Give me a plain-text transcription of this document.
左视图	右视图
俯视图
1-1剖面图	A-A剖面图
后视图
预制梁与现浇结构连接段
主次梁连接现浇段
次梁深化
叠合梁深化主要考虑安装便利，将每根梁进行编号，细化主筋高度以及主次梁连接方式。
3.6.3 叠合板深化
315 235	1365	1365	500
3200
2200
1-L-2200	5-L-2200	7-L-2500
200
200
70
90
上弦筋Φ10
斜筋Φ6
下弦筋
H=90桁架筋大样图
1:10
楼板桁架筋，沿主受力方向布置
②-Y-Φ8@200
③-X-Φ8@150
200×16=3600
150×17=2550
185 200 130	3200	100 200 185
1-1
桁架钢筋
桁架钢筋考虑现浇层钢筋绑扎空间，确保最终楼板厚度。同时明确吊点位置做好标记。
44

What you will do
Write out every entry verbatim.

Answer for the task
Give me a plain-text transcription of this document.
左视图	右视图
俯视图
1-1剖面图	A-A剖面图
后视图
预制梁与现浇结构连接段
主次梁连接现浇段
次梁深化
叠合梁深化主要考虑安装便利，将每根梁进行编号，细化主筋高度以及主次梁连接方式。
3.6.3 叠合板深化
315 235	1365	1365	500
3200
2200
1-L-2200	5-L-2200	7-L-2500
200
200
70
90
上弦筋Φ10
斜筋Φ6
下弦筋
H=90桁架筋大样图
1:10
楼板桁架筋，沿主受力方向布置
②-Y-Φ8@200
③-X-Φ8@150
200×16=3600
150×17=2550
185 200 130	3200	100 200 185
1-1
桁架钢筋
桁架钢筋考虑现浇层钢筋绑扎空间，确保最终楼板厚度。同时明确吊点位置做好标记。
44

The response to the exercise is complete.